EXERCISE =
Report each line of the data that includes the word "JSON".

□ □ □ □ □

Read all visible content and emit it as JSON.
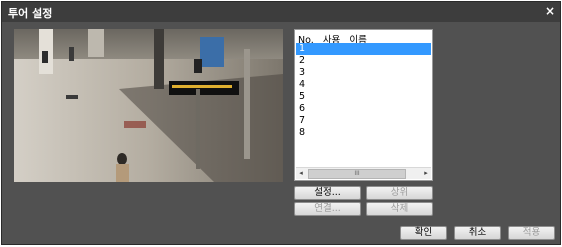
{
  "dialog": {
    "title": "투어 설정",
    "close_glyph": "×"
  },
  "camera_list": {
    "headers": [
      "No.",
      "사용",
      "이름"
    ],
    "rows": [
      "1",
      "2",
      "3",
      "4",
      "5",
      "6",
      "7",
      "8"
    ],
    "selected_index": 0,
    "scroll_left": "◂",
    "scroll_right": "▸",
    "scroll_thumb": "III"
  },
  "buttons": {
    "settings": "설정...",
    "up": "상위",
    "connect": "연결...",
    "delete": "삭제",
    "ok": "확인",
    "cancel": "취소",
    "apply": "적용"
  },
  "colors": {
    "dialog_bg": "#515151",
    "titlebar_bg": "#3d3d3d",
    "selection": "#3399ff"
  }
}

□ □ □ □ □

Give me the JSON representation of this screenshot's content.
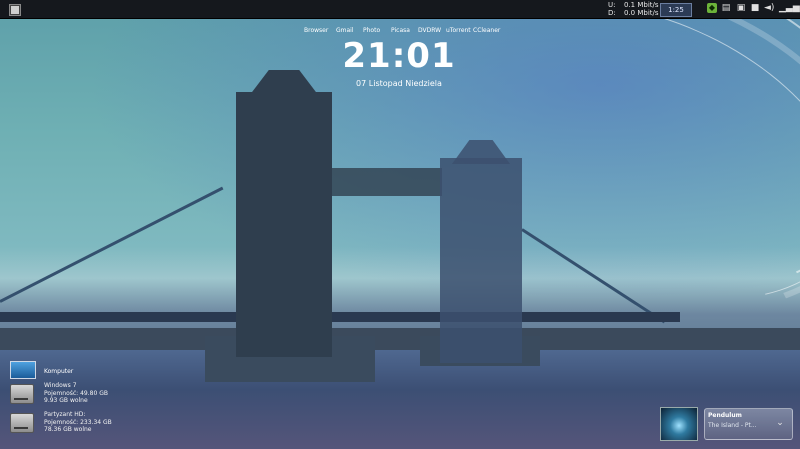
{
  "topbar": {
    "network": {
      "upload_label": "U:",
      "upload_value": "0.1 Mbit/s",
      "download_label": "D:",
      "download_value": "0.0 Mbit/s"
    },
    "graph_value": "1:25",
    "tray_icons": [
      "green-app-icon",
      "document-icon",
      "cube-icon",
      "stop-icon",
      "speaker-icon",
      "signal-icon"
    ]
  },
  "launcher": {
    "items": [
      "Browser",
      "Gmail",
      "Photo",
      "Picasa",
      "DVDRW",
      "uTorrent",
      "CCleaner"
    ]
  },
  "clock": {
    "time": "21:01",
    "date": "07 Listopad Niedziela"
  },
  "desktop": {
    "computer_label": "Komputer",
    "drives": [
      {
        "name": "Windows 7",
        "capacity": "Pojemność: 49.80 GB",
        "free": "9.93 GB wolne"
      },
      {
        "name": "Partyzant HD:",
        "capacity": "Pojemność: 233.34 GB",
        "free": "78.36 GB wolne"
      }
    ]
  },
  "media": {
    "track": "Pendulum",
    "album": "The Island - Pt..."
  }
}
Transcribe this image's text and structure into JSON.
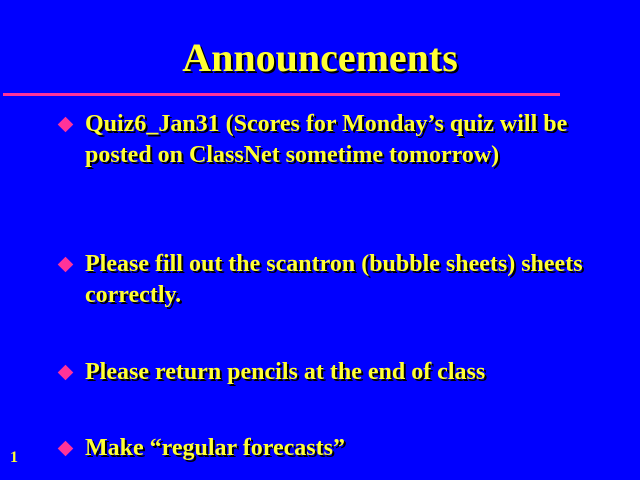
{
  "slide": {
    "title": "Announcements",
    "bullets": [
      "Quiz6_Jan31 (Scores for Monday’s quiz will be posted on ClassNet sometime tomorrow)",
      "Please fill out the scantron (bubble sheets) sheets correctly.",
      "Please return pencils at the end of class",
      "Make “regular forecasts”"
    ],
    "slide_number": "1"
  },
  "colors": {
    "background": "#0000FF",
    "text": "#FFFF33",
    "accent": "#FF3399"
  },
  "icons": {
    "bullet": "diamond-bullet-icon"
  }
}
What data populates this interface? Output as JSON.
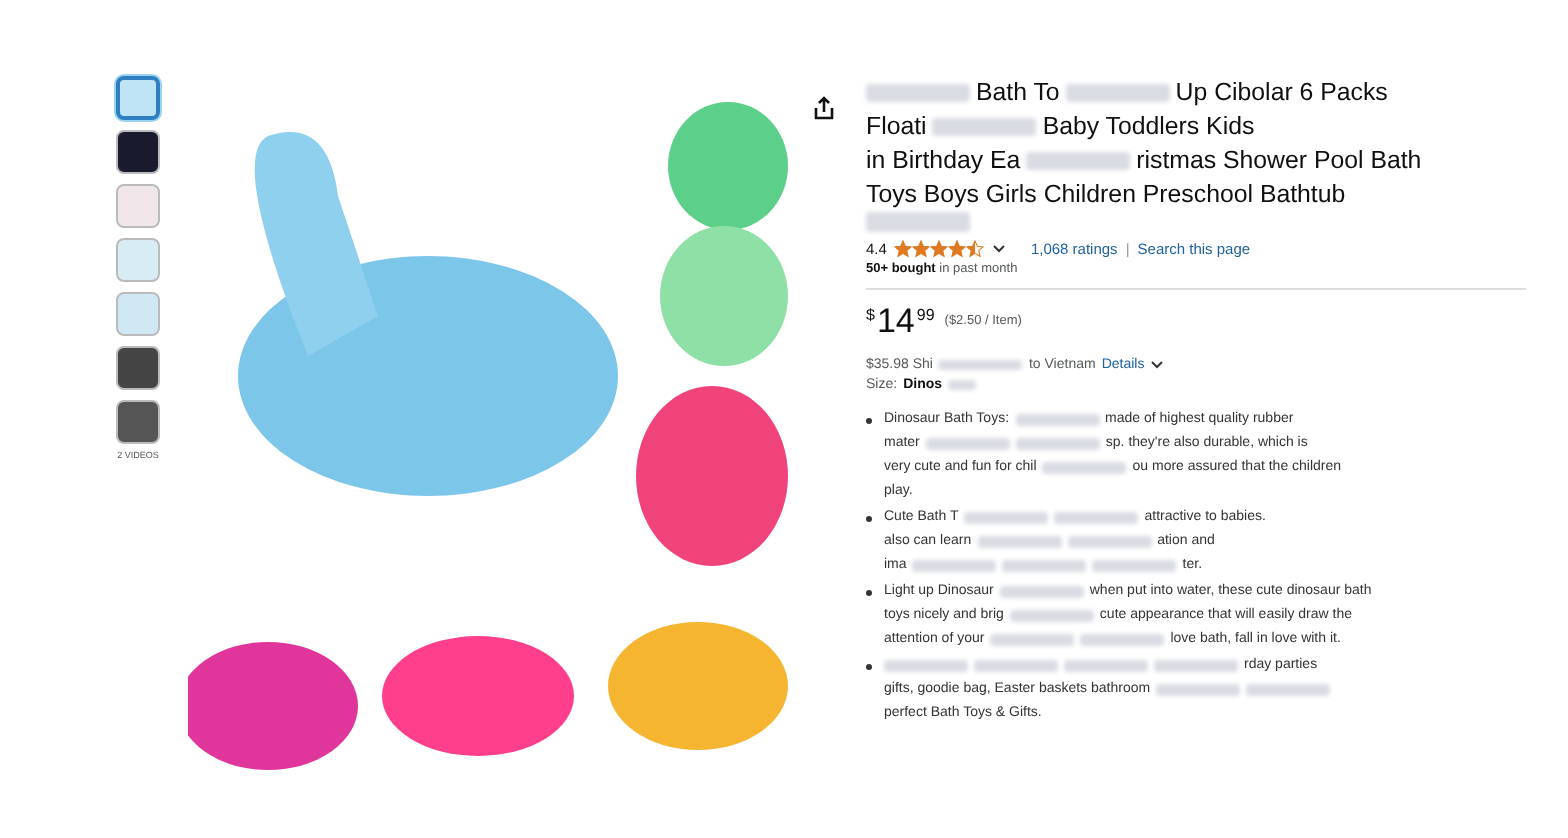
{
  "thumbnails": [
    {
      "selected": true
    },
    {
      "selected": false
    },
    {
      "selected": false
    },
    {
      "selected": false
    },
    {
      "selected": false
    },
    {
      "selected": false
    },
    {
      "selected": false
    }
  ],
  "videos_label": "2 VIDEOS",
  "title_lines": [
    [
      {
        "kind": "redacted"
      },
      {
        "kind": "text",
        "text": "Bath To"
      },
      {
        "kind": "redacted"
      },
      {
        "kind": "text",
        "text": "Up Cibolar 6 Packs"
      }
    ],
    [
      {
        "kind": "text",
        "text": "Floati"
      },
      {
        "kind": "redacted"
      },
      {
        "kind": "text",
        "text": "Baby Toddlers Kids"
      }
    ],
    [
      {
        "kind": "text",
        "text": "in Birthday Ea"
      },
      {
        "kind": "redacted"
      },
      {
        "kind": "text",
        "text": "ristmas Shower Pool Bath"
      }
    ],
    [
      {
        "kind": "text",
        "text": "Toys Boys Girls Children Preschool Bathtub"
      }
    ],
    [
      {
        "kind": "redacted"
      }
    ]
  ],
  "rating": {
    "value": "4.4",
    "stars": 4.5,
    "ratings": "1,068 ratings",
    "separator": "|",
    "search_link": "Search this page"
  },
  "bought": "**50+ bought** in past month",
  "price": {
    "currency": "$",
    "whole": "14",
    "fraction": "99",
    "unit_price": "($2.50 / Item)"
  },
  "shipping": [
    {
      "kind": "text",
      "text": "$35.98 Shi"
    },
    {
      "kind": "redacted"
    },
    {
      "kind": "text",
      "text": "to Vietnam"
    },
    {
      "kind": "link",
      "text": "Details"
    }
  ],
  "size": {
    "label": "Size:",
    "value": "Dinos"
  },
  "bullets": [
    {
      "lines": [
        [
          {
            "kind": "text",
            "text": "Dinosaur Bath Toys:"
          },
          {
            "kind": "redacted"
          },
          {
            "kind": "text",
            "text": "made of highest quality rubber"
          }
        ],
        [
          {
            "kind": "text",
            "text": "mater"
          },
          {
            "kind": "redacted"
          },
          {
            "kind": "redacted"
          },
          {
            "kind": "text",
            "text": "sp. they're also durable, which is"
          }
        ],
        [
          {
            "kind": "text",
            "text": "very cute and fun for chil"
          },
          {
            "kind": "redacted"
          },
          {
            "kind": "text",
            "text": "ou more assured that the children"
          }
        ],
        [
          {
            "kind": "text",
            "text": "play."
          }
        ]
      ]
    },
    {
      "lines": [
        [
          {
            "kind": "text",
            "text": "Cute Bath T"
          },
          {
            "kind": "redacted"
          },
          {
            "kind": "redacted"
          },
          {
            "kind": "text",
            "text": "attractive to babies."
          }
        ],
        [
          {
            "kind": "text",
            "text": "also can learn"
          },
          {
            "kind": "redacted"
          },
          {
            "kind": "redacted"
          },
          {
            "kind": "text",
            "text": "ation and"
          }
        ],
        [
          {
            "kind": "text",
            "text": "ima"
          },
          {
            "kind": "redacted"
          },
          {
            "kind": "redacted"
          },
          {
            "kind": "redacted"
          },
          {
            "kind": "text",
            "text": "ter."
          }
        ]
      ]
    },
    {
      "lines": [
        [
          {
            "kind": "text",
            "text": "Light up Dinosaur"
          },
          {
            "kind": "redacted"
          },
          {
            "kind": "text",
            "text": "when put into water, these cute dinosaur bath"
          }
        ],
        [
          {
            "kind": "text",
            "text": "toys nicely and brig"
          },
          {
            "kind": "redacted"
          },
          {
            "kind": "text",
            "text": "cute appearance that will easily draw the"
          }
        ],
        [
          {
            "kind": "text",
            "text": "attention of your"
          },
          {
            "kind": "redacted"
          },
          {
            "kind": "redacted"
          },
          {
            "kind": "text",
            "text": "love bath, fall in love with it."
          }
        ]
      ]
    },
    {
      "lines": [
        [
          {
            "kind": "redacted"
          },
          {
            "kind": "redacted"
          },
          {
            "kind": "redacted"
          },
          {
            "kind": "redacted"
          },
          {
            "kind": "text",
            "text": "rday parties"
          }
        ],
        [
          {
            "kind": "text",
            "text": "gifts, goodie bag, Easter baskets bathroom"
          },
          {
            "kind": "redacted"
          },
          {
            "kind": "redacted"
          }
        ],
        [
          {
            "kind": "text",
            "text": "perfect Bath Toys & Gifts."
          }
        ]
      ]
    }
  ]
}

□ □ □ □ □

FINAL RESULT =
Read all visible content and emit it as JSON.
Give me the JSON representation of this screenshot's content.
Transcribe this image's text and structure into JSON.
What data populates this interface? Output as JSON.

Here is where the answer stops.